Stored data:
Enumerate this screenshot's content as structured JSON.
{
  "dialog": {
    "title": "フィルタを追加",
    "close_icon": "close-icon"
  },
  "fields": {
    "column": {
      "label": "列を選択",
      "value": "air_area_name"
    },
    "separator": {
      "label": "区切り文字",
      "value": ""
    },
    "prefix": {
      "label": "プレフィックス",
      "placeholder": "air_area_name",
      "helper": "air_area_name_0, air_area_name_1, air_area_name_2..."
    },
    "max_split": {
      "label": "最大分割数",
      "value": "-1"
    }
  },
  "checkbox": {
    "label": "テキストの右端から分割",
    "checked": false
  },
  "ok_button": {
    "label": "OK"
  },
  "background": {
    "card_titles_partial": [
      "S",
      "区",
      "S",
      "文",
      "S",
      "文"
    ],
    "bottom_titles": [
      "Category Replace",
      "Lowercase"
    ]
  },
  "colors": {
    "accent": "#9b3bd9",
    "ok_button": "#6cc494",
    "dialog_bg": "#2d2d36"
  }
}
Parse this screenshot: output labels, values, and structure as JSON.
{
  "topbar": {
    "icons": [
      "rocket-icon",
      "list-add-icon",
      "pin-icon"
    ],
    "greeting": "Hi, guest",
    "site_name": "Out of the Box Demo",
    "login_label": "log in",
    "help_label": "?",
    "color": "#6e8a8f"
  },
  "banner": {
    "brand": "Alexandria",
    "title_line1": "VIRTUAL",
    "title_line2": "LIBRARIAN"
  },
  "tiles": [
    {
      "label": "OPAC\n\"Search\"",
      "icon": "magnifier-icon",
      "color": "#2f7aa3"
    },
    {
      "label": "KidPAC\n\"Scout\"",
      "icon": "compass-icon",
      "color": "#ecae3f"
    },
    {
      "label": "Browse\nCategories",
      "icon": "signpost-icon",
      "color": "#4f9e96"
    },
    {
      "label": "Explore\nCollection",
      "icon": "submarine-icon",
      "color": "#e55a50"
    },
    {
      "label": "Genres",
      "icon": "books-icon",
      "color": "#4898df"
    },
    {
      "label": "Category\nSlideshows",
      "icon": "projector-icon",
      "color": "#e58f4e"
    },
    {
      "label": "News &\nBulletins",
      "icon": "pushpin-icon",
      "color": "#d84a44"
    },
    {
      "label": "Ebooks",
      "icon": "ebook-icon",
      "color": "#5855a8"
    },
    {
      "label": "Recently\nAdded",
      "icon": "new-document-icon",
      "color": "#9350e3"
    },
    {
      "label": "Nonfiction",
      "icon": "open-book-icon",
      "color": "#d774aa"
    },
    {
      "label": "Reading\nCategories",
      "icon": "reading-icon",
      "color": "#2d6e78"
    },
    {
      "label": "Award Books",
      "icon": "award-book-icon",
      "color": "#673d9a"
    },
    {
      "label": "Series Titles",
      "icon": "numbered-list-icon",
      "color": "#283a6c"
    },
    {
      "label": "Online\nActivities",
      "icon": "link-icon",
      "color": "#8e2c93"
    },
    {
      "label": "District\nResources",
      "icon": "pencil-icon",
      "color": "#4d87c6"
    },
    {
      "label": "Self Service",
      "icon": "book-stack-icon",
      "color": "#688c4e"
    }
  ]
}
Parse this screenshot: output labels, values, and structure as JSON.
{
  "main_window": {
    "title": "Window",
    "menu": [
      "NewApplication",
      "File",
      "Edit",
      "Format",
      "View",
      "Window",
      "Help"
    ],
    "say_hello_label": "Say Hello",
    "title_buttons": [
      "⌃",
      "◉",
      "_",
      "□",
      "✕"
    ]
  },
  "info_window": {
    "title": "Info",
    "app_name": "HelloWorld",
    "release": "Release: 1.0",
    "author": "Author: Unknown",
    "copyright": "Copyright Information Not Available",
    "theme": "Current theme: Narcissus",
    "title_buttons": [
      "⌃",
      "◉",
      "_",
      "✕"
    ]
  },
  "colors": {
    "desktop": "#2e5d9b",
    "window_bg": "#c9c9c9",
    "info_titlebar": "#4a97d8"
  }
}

---

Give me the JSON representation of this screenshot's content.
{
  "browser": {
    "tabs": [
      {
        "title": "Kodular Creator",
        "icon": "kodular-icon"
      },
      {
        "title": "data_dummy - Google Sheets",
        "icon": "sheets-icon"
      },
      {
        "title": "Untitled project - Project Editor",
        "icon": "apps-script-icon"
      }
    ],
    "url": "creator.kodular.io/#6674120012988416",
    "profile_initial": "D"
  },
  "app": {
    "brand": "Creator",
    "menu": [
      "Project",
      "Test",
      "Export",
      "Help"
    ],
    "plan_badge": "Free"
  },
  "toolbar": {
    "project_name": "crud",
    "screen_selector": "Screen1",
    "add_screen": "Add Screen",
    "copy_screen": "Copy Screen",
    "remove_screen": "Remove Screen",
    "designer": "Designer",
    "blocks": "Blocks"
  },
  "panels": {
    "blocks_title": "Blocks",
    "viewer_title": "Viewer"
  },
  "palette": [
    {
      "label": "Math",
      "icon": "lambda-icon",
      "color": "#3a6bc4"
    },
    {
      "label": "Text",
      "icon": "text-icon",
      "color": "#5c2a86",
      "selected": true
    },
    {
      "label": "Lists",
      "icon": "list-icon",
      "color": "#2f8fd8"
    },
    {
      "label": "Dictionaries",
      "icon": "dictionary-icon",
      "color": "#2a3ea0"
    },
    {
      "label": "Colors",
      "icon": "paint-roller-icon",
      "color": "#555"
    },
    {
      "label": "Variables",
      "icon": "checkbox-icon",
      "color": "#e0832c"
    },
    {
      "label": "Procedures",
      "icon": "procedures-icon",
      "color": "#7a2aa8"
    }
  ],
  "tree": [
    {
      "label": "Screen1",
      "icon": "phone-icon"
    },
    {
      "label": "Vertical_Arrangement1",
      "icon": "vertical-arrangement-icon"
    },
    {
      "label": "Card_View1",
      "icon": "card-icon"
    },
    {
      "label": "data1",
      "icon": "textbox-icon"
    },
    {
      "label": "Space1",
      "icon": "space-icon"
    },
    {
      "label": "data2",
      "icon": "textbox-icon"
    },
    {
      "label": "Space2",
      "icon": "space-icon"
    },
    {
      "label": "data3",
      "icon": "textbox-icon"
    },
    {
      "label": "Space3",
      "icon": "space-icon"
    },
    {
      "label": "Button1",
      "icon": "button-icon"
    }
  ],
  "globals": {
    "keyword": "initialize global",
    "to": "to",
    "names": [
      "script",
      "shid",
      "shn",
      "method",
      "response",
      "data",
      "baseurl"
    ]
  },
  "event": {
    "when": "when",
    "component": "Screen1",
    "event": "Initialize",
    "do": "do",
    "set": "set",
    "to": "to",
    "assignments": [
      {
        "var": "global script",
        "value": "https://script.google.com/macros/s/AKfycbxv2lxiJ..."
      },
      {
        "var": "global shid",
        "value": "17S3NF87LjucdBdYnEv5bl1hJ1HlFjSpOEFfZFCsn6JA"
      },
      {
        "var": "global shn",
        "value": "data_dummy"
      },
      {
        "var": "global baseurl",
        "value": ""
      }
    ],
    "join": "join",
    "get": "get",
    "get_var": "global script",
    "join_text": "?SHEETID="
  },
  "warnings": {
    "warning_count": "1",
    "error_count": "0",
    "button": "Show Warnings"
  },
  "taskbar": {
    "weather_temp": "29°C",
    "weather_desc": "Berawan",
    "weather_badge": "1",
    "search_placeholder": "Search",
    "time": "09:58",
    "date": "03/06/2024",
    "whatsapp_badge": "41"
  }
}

--

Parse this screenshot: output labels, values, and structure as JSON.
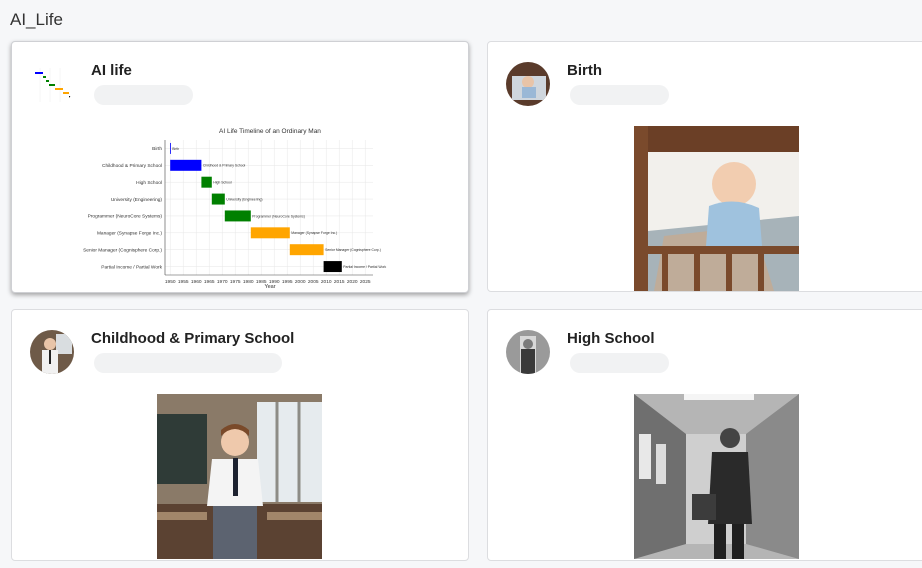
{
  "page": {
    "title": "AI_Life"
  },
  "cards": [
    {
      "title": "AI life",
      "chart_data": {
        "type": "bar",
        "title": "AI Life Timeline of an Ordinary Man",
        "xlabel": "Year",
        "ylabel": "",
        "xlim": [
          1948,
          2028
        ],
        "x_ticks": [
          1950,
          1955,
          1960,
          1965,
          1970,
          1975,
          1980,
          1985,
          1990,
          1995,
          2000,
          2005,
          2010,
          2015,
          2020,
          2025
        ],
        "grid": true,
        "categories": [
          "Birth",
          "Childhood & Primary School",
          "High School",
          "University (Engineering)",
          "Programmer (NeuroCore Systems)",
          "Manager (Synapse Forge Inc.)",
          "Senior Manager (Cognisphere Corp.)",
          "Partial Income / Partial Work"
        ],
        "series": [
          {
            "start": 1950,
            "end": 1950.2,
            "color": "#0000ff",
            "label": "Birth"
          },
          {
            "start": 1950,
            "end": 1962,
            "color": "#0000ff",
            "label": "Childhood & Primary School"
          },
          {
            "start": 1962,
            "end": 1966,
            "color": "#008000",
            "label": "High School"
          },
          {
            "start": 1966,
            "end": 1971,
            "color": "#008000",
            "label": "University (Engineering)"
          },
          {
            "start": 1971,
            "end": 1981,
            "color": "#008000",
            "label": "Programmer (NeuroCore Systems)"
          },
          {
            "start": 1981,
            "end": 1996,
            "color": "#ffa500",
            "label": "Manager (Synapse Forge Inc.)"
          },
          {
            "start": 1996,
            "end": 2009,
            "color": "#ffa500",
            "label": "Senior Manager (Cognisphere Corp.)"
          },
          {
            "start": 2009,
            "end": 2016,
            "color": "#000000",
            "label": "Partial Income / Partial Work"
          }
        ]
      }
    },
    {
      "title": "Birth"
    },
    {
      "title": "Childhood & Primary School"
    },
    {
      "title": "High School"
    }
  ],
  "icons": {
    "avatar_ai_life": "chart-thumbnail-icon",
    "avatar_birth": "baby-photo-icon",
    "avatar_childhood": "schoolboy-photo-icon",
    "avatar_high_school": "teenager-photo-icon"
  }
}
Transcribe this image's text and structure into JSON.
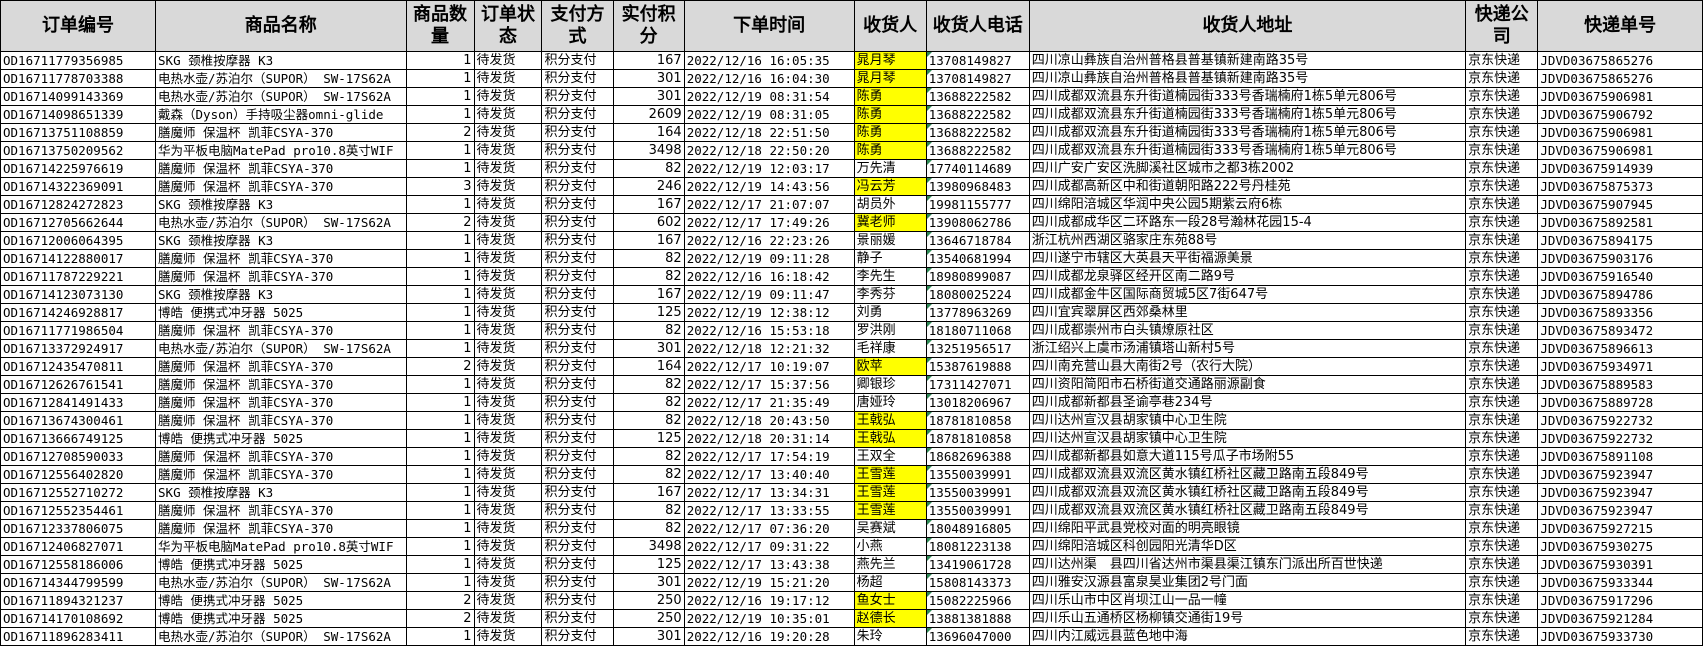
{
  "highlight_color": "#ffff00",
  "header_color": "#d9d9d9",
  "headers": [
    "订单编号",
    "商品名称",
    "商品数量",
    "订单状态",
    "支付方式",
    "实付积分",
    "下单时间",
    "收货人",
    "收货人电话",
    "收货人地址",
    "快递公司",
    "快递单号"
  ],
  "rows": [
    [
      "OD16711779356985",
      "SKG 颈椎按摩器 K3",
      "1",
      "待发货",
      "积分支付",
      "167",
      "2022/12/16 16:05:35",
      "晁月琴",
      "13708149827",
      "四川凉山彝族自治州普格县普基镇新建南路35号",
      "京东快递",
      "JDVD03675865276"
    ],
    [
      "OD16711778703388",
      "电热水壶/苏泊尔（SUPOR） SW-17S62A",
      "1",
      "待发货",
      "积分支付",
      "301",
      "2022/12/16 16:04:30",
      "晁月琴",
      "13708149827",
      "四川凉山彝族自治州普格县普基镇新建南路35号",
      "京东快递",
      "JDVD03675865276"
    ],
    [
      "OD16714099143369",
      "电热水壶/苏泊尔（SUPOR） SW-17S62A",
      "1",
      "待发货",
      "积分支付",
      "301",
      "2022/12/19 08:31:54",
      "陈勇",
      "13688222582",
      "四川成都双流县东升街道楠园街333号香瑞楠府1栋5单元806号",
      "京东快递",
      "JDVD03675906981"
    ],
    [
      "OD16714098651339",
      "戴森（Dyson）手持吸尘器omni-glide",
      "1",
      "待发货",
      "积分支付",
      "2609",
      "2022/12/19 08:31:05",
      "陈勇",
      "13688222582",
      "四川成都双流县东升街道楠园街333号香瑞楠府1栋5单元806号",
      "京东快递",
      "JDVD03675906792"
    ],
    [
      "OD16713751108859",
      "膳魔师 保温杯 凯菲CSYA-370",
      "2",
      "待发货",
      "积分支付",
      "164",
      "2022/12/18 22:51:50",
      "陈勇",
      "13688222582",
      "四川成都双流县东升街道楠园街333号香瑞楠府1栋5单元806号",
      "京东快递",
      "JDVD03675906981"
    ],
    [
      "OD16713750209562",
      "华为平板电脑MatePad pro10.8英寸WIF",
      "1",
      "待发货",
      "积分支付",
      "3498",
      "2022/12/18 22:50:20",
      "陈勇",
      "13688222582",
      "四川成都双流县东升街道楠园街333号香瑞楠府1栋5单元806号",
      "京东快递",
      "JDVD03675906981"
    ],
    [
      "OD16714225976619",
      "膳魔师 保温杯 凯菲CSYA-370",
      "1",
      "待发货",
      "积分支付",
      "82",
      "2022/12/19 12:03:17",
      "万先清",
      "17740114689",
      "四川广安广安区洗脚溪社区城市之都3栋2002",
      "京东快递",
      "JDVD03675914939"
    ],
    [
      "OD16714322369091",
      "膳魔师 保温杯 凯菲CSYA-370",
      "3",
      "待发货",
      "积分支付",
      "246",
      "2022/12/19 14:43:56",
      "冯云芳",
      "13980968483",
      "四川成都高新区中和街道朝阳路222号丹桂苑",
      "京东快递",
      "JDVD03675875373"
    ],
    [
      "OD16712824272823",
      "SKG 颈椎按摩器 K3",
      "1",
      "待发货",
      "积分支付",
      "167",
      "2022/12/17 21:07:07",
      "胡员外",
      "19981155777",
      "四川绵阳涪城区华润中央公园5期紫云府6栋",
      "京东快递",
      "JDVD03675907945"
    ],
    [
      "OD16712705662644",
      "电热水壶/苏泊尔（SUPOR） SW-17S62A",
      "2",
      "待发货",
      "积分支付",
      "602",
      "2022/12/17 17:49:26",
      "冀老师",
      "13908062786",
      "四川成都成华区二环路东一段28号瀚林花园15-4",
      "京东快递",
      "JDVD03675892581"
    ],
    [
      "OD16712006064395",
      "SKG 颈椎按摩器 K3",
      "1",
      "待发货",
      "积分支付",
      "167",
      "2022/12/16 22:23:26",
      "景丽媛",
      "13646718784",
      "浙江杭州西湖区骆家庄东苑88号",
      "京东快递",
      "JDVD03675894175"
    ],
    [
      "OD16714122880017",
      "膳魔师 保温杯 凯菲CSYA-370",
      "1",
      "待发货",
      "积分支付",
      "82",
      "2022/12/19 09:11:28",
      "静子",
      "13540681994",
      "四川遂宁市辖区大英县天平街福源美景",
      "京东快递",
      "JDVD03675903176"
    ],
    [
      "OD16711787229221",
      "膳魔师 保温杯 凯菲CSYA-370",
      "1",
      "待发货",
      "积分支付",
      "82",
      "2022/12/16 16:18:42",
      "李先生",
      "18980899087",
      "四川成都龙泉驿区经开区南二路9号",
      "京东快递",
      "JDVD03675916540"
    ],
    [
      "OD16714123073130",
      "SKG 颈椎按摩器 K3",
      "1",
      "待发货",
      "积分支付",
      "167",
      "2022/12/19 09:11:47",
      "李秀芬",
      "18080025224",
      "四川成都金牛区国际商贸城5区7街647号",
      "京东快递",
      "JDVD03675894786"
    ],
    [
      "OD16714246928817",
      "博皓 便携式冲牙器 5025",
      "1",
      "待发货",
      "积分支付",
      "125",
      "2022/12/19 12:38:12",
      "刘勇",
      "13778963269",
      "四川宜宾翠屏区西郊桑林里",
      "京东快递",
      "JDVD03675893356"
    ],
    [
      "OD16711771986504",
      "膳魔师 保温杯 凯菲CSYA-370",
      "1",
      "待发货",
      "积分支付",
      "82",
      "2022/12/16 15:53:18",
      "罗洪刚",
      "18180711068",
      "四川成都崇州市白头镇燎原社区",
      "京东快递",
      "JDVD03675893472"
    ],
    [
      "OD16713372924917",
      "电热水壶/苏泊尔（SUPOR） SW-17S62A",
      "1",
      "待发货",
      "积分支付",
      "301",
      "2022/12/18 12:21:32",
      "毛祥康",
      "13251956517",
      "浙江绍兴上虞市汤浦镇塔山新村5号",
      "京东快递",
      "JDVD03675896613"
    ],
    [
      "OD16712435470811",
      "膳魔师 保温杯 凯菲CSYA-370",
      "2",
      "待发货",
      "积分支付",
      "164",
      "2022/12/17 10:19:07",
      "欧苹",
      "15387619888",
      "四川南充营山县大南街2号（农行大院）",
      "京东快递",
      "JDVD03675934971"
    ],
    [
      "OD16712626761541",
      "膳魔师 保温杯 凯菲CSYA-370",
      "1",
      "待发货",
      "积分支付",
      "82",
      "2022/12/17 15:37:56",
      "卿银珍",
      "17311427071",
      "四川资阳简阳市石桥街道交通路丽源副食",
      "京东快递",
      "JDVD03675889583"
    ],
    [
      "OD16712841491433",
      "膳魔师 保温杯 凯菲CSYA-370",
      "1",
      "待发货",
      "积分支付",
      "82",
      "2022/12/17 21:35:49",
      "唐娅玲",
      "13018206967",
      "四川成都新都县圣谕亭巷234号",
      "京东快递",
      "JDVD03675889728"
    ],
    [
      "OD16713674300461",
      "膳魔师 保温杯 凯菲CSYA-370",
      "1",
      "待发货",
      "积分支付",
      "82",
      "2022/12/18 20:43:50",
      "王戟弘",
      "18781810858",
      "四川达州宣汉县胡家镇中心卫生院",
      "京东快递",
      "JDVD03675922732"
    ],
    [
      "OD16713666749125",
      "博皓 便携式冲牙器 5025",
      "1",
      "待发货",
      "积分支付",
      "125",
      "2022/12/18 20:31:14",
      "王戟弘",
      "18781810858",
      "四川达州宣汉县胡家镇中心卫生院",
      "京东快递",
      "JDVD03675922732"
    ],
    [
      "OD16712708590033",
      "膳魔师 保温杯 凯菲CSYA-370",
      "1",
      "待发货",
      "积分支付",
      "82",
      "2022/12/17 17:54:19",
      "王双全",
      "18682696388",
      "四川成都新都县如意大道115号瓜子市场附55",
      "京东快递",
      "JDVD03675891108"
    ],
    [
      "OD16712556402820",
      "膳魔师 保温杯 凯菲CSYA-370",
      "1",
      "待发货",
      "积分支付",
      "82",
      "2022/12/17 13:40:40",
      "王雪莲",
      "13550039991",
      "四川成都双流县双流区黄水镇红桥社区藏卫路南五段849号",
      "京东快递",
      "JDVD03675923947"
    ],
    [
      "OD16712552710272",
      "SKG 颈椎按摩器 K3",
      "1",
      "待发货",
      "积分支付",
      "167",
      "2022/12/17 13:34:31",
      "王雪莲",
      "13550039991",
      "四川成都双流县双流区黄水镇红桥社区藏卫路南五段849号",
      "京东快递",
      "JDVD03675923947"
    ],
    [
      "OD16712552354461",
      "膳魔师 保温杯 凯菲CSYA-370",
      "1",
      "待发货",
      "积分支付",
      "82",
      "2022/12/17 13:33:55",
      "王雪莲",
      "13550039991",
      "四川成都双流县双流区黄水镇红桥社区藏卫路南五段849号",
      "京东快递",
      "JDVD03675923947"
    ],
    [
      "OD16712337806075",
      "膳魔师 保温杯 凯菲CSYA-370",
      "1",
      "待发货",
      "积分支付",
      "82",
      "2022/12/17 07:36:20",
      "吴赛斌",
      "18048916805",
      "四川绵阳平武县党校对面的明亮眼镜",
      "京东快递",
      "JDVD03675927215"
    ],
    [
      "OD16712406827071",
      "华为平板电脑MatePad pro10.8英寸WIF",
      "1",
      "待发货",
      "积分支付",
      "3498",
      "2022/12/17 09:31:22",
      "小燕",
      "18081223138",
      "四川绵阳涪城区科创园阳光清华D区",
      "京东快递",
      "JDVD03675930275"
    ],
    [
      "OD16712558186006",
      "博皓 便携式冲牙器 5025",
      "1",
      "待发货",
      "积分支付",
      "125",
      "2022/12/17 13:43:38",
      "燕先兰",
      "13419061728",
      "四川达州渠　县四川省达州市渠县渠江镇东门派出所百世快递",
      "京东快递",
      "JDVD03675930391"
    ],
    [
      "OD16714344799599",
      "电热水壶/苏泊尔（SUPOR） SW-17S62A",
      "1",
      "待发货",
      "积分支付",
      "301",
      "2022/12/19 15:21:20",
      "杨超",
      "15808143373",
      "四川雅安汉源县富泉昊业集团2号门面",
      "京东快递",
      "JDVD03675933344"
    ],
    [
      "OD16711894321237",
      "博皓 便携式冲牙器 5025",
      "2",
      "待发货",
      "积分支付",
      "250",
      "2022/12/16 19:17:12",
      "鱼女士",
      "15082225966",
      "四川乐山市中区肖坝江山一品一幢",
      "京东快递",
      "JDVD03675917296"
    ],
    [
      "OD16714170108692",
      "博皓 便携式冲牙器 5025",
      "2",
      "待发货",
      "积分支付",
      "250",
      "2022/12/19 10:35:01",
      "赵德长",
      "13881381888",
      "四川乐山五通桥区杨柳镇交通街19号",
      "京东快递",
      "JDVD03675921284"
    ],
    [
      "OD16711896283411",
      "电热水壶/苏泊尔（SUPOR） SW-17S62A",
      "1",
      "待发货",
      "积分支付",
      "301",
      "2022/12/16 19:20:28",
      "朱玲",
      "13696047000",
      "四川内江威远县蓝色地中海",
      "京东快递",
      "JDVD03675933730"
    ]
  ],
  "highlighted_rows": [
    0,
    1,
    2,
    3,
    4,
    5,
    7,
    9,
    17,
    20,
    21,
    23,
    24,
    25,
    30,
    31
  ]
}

TASK TO COMPLETE:
Copy each line of the listing in which the word "Income" can be found.

FINAL ANSWER:
          "Partial Income / Partial Work"
            "label": "Partial Income / Partial Work"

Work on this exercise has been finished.